→ Task goal
Write out all records as given; omit images.

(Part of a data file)
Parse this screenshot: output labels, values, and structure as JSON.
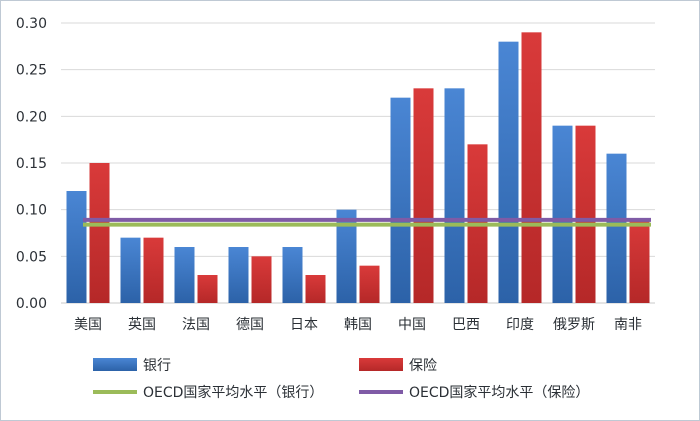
{
  "chart_data": {
    "type": "bar",
    "categories": [
      "美国",
      "英国",
      "法国",
      "德国",
      "日本",
      "韩国",
      "中国",
      "巴西",
      "印度",
      "俄罗斯",
      "南非"
    ],
    "series": [
      {
        "name": "银行",
        "values": [
          0.12,
          0.07,
          0.06,
          0.06,
          0.06,
          0.1,
          0.22,
          0.23,
          0.28,
          0.19,
          0.16
        ],
        "color": "#3a76c4"
      },
      {
        "name": "保险",
        "values": [
          0.15,
          0.07,
          0.03,
          0.05,
          0.03,
          0.04,
          0.23,
          0.17,
          0.29,
          0.19,
          0.09
        ],
        "color": "#cf3333"
      }
    ],
    "reference_lines": [
      {
        "name": "OECD国家平均水平（银行）",
        "value": 0.084,
        "color": "#9bbb59"
      },
      {
        "name": "OECD国家平均水平（保险）",
        "value": 0.089,
        "color": "#7f5ba6"
      }
    ],
    "yticks": [
      "0.00",
      "0.05",
      "0.10",
      "0.15",
      "0.20",
      "0.25",
      "0.30"
    ],
    "ylim": [
      0,
      0.3
    ],
    "grid": true,
    "legend_position": "bottom"
  }
}
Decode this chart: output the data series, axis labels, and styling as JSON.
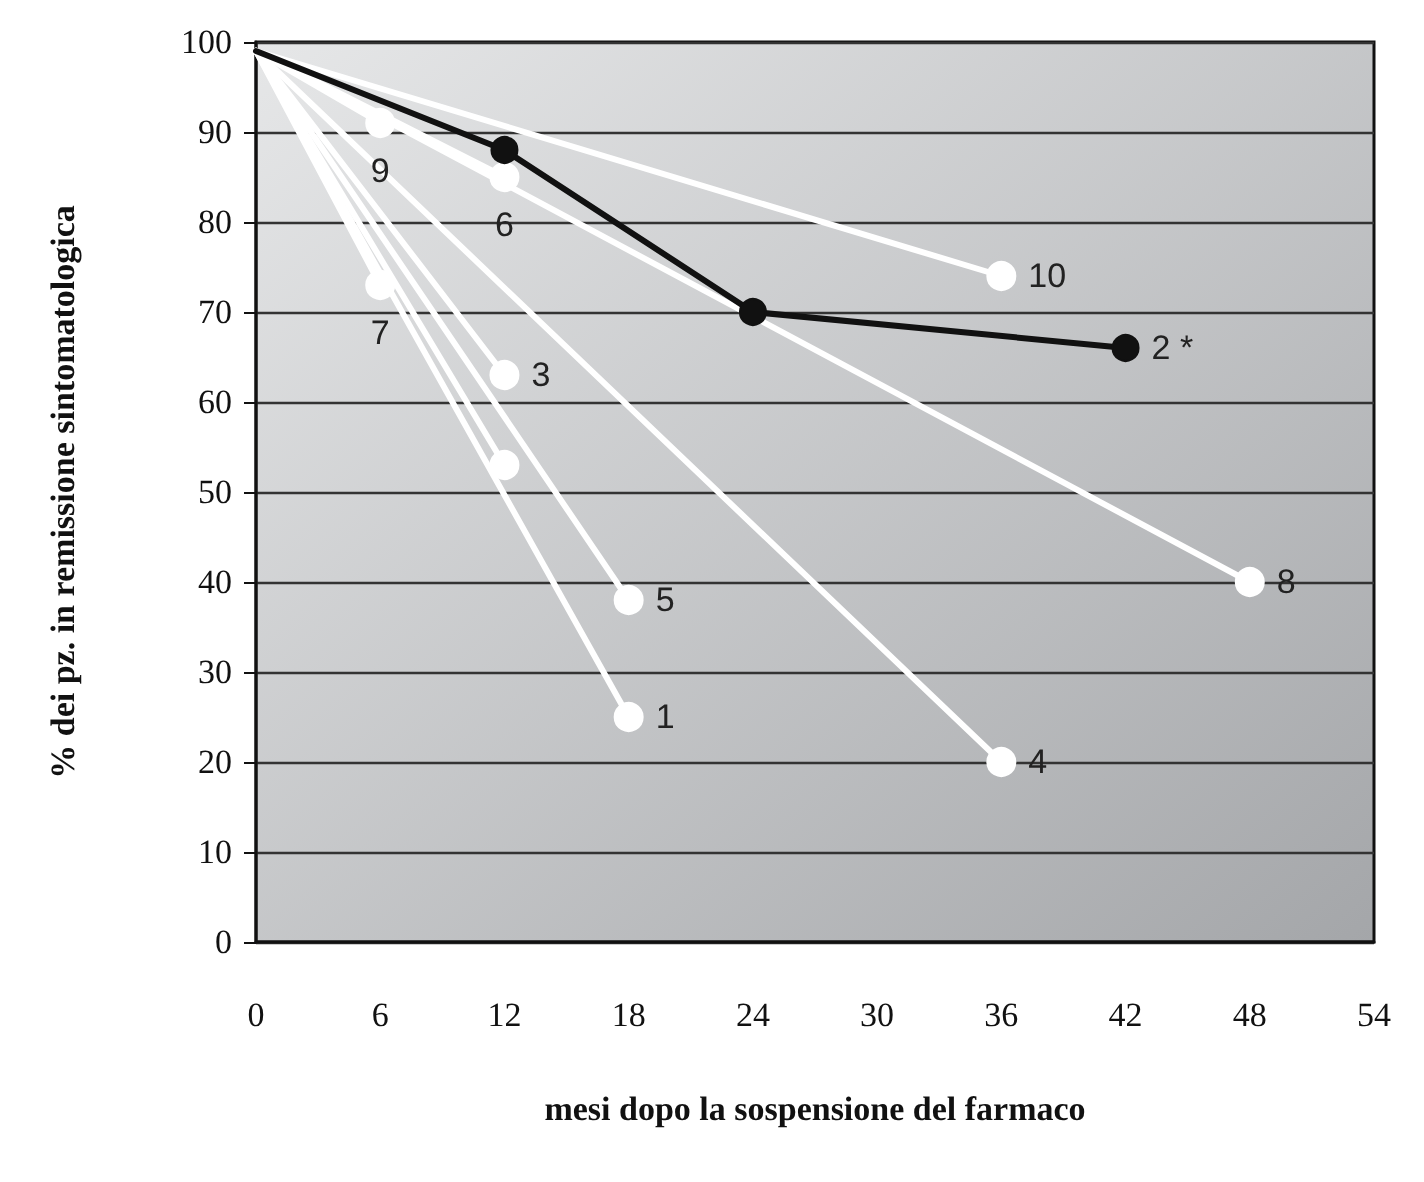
{
  "chart_data": {
    "type": "line",
    "xlabel": "mesi dopo la sospensione del farmaco",
    "ylabel": "% dei pz. in remissione sintomatologica",
    "xlim": [
      0,
      54
    ],
    "xticks": [
      0,
      6,
      12,
      18,
      24,
      30,
      36,
      42,
      48,
      54
    ],
    "ylim": [
      0,
      100
    ],
    "yticks": [
      0,
      10,
      20,
      30,
      40,
      50,
      60,
      70,
      80,
      90,
      100
    ],
    "grid": "y",
    "legend": false,
    "marker": "circle",
    "line_style": "solid",
    "series": [
      {
        "name": "1",
        "color": "#ffffff",
        "x": [
          0,
          18
        ],
        "values": [
          99,
          25
        ]
      },
      {
        "name": "2 *",
        "color": "#111111",
        "x": [
          0,
          12,
          24,
          42
        ],
        "values": [
          99,
          88,
          70,
          66
        ]
      },
      {
        "name": "3",
        "color": "#ffffff",
        "x": [
          0,
          12
        ],
        "values": [
          99,
          63
        ]
      },
      {
        "name": "4",
        "color": "#ffffff",
        "x": [
          0,
          36
        ],
        "values": [
          99,
          20
        ]
      },
      {
        "name": "5",
        "color": "#ffffff",
        "x": [
          0,
          18
        ],
        "values": [
          99,
          38
        ]
      },
      {
        "name": "6",
        "color": "#ffffff",
        "x": [
          0,
          12
        ],
        "values": [
          99,
          85
        ]
      },
      {
        "name": "7",
        "color": "#ffffff",
        "x": [
          0,
          6
        ],
        "values": [
          99,
          73
        ]
      },
      {
        "name": "8",
        "color": "#ffffff",
        "x": [
          0,
          48
        ],
        "values": [
          99,
          40
        ]
      },
      {
        "name": "9",
        "color": "#ffffff",
        "x": [
          0,
          6
        ],
        "values": [
          99,
          91
        ]
      },
      {
        "name": "10",
        "color": "#ffffff",
        "x": [
          0,
          36
        ],
        "values": [
          99,
          74
        ]
      },
      {
        "color": "#ffffff",
        "x": [
          0,
          12
        ],
        "values": [
          99,
          53
        ]
      }
    ]
  }
}
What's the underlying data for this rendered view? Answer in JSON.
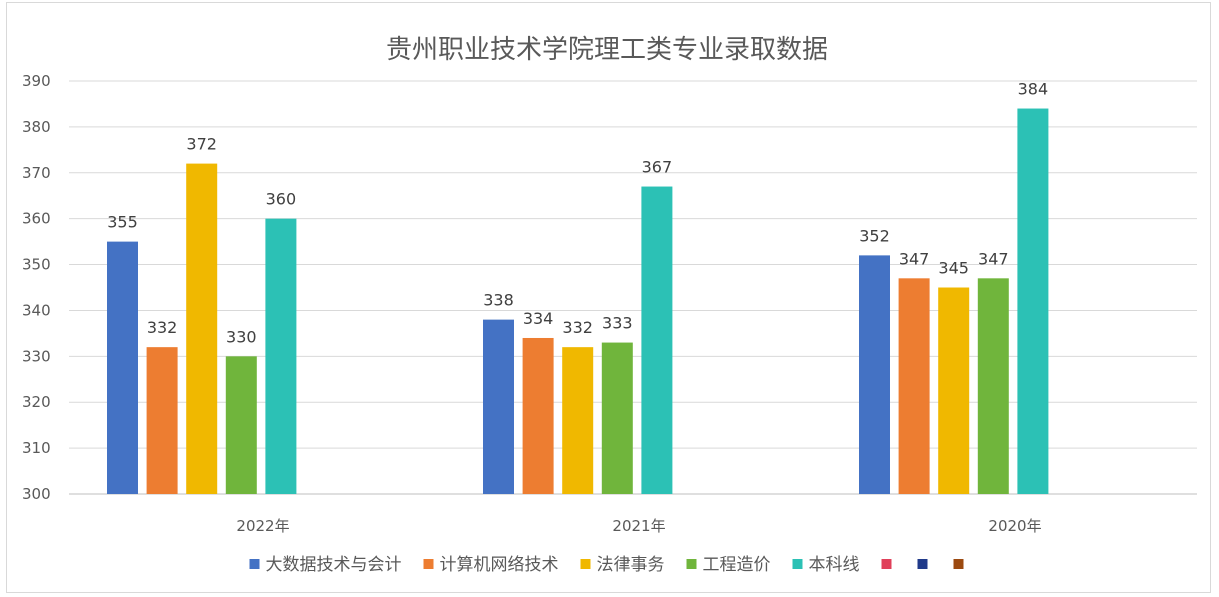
{
  "chart_data": {
    "type": "bar",
    "title": "贵州职业技术学院理工类专业录取数据",
    "xlabel": "",
    "ylabel": "",
    "categories": [
      "2022年",
      "2021年",
      "2020年"
    ],
    "ylim": [
      300,
      390
    ],
    "yticks": [
      300,
      310,
      320,
      330,
      340,
      350,
      360,
      370,
      380,
      390
    ],
    "grid": true,
    "legend_position": "bottom",
    "series": [
      {
        "name": "大数据技术与会计",
        "color": "#4472c4",
        "values": [
          355,
          338,
          352
        ]
      },
      {
        "name": "计算机网络技术",
        "color": "#ed7d31",
        "values": [
          332,
          334,
          347
        ]
      },
      {
        "name": "法律事务",
        "color": "#f0b800",
        "values": [
          372,
          332,
          345
        ]
      },
      {
        "name": "工程造价",
        "color": "#70b53c",
        "values": [
          330,
          333,
          347
        ]
      },
      {
        "name": "本科线",
        "color": "#2cc1b5",
        "values": [
          360,
          367,
          384
        ]
      }
    ],
    "extra_legend_markers": [
      {
        "color": "#e0405a"
      },
      {
        "color": "#203a8a"
      },
      {
        "color": "#9c4a10"
      }
    ]
  }
}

→ Reply
Parse this screenshot: output labels, values, and structure as JSON.
{
  "chart_data": {
    "type": "bar",
    "categories": [
      "美国",
      "英国",
      "法国",
      "德国",
      "日本",
      "韩国",
      "中国",
      "巴西",
      "印度",
      "俄罗斯",
      "南非"
    ],
    "series": [
      {
        "name": "银行",
        "values": [
          0.12,
          0.07,
          0.06,
          0.06,
          0.06,
          0.1,
          0.22,
          0.23,
          0.28,
          0.19,
          0.16
        ],
        "color": "#3a76c4"
      },
      {
        "name": "保险",
        "values": [
          0.15,
          0.07,
          0.03,
          0.05,
          0.03,
          0.04,
          0.23,
          0.17,
          0.29,
          0.19,
          0.09
        ],
        "color": "#cf3333"
      }
    ],
    "reference_lines": [
      {
        "name": "OECD国家平均水平（银行）",
        "value": 0.084,
        "color": "#9bbb59"
      },
      {
        "name": "OECD国家平均水平（保险）",
        "value": 0.089,
        "color": "#7f5ba6"
      }
    ],
    "yticks": [
      "0.00",
      "0.05",
      "0.10",
      "0.15",
      "0.20",
      "0.25",
      "0.30"
    ],
    "ylim": [
      0,
      0.3
    ],
    "grid": true,
    "legend_position": "bottom"
  }
}
Decode this chart: output the data series, axis labels, and styling as JSON.
{
  "chart_data": {
    "type": "line",
    "xlabel": "mesi dopo la sospensione del farmaco",
    "ylabel": "% dei pz. in remissione sintomatologica",
    "xlim": [
      0,
      54
    ],
    "xticks": [
      0,
      6,
      12,
      18,
      24,
      30,
      36,
      42,
      48,
      54
    ],
    "ylim": [
      0,
      100
    ],
    "yticks": [
      0,
      10,
      20,
      30,
      40,
      50,
      60,
      70,
      80,
      90,
      100
    ],
    "grid": "y",
    "legend": false,
    "marker": "circle",
    "line_style": "solid",
    "series": [
      {
        "name": "1",
        "color": "#ffffff",
        "x": [
          0,
          18
        ],
        "values": [
          99,
          25
        ]
      },
      {
        "name": "2 *",
        "color": "#111111",
        "x": [
          0,
          12,
          24,
          42
        ],
        "values": [
          99,
          88,
          70,
          66
        ]
      },
      {
        "name": "3",
        "color": "#ffffff",
        "x": [
          0,
          12
        ],
        "values": [
          99,
          63
        ]
      },
      {
        "name": "4",
        "color": "#ffffff",
        "x": [
          0,
          36
        ],
        "values": [
          99,
          20
        ]
      },
      {
        "name": "5",
        "color": "#ffffff",
        "x": [
          0,
          18
        ],
        "values": [
          99,
          38
        ]
      },
      {
        "name": "6",
        "color": "#ffffff",
        "x": [
          0,
          12
        ],
        "values": [
          99,
          85
        ]
      },
      {
        "name": "7",
        "color": "#ffffff",
        "x": [
          0,
          6
        ],
        "values": [
          99,
          73
        ]
      },
      {
        "name": "8",
        "color": "#ffffff",
        "x": [
          0,
          48
        ],
        "values": [
          99,
          40
        ]
      },
      {
        "name": "9",
        "color": "#ffffff",
        "x": [
          0,
          6
        ],
        "values": [
          99,
          91
        ]
      },
      {
        "name": "10",
        "color": "#ffffff",
        "x": [
          0,
          36
        ],
        "values": [
          99,
          74
        ]
      },
      {
        "color": "#ffffff",
        "x": [
          0,
          12
        ],
        "values": [
          99,
          53
        ]
      }
    ]
  }
}
What's the underlying data for this rendered view? Answer in JSON.
{
  "chart_data": {
    "type": "bar",
    "title": "贵州职业技术学院理工类专业录取数据",
    "xlabel": "",
    "ylabel": "",
    "categories": [
      "2022年",
      "2021年",
      "2020年"
    ],
    "ylim": [
      300,
      390
    ],
    "yticks": [
      300,
      310,
      320,
      330,
      340,
      350,
      360,
      370,
      380,
      390
    ],
    "grid": true,
    "legend_position": "bottom",
    "series": [
      {
        "name": "大数据技术与会计",
        "color": "#4472c4",
        "values": [
          355,
          338,
          352
        ]
      },
      {
        "name": "计算机网络技术",
        "color": "#ed7d31",
        "values": [
          332,
          334,
          347
        ]
      },
      {
        "name": "法律事务",
        "color": "#f0b800",
        "values": [
          372,
          332,
          345
        ]
      },
      {
        "name": "工程造价",
        "color": "#70b53c",
        "values": [
          330,
          333,
          347
        ]
      },
      {
        "name": "本科线",
        "color": "#2cc1b5",
        "values": [
          360,
          367,
          384
        ]
      }
    ],
    "extra_legend_markers": [
      {
        "color": "#e0405a"
      },
      {
        "color": "#203a8a"
      },
      {
        "color": "#9c4a10"
      }
    ]
  }
}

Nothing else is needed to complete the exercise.